> _Excerpt to read_:
────────────────

Bop Shop: Songs From Muna, J-Hope, King Princess, And More

The search for the ever-elusive “bop” is difficult. Playlists and streaming-service recommendations can only do so much. They often leave a lingering question: Are these songs really good, or are they just new?

Enter Bop Shop, a hand-picked selection of songs from the MTV News team. This weekly collection doesn’t discriminate by genre and can include anything — it’s a snapshot of what’s on our minds and what sounds good. We’ll keep it fresh with the latest music, but expect a few oldies (but goodies) every once in a while, too. Get ready: The Bop Shop is now open for business.

  • Zee Machine, Kelechi: “Everybody Wants It”

    Are you ready to don your leg warmers in July? Sleepy grooves are over and it’s time to wake up, tell the world that it won’t break your soul, and dance the day away. We’re getting an uplifting flashback groove with Zee Machine and Kelechi’s latest single “Everybody Wants It.” Everything from the beat to the vocal stylings creates nostalgia that pumps serotonin into your veins for the weekend ahead. Zee Machine wrote on Instagram that they are “really proud of this one because I feel like I’m truly writing music that I wanna listen to now. And hopefully you do too.” The answer is an easy one: We do! —Zach O’Connor

  • They. ft. Fana Hues: “Comfortable”

    They. and Fana Hues get together to curate a secure and slow sexual setting. This velvety track evokes the ideal and effortless balance between power and control when it’s built on boundaries and reciprocation. The artists dominate with each verse, but don’t be fooled: Fana Hues makes the rules. —Gwyn Cutler

  • Muna: “What I Want”

    Muna’s new self-titled album is an unabashedly queer pop celebration, though no song rings quite as triumphant as their most recent single “What I Want.” Throbbing synths and punctuated vocals set the scene for a retro bop in which they describe the type of night out on the town they desire. If they didn’t have you hooked at opening lyric (“When I go out again / I’m gonna drink a lot / I’m gonna take a shot / ‘Cause that’s just what I want”), then they’re going to get you astral projecting by the instantly iconic chorus, featuring a simple but assured declaration: “I want to dance in the middle of a gay bar.” Its flashy video finds them living their reckless rock star fantasies as they take their levels of “don’t-give-a-fuck” to the extreme alongside a who’s-who of LGBTQ+ icons, including Meg Stalter, Matt Rogers, Leland, and Bronze Avery. —Carson Mlnarik

  • J-Hope: “More”

────────────────

> _Data records_:
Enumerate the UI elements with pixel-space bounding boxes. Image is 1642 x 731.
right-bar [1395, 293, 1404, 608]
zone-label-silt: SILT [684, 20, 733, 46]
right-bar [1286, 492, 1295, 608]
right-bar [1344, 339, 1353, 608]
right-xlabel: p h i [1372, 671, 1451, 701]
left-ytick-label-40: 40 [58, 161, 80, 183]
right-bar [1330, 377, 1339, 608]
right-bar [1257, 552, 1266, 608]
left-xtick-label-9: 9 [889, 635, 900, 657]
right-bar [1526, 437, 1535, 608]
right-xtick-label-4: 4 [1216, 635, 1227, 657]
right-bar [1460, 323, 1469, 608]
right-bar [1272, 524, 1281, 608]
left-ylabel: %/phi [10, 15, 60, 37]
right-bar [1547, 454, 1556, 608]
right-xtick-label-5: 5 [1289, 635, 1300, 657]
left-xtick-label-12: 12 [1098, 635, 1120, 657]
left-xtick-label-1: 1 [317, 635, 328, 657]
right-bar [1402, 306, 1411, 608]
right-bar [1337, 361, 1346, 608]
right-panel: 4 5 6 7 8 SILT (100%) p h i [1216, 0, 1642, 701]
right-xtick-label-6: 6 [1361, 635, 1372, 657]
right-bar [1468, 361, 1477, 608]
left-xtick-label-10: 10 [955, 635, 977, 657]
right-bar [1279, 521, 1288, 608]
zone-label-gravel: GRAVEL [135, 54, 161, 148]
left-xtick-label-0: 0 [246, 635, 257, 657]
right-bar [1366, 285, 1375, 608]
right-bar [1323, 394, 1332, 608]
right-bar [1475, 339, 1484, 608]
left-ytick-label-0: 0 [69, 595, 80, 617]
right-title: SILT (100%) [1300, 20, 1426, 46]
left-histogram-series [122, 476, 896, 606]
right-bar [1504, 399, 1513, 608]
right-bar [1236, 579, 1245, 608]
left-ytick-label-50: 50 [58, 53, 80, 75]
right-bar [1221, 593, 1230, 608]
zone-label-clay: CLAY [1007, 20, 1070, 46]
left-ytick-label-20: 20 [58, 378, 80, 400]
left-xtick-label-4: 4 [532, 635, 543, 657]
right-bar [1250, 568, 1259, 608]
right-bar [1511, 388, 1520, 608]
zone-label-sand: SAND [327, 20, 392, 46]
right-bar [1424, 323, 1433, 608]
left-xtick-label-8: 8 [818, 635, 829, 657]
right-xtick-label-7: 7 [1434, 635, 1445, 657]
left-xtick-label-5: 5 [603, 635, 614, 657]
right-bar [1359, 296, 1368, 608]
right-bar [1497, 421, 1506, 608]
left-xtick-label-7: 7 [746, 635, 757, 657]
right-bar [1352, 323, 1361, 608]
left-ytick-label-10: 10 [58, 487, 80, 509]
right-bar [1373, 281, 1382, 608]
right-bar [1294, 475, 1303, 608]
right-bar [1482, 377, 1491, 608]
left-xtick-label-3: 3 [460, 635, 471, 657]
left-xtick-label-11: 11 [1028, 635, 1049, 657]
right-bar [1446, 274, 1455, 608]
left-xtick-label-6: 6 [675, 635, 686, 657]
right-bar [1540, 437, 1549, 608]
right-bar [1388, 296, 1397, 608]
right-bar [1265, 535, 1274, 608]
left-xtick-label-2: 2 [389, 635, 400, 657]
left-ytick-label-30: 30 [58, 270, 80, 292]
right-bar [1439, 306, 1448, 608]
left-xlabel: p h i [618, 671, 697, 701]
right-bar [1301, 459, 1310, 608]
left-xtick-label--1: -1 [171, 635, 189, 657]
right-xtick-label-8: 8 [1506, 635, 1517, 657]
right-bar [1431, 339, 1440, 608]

────────────────

> _Written instruction 1_:
In the Bop Shop column, who makes the rules on the track "Comfortable"?
> _Written instruction 2_:
Reproduce a passage from the Bop Shop column, beginning at the words "The search for" and stopping after "they just new?".

> _Full answer 1_:
Fana Hues

> _Full answer 2_:
The search for the ever-elusive “bop” is difficult. Playlists and streaming-service recommendations can only do so much. They often leave a lingering question: Are these songs really good, or are they just new?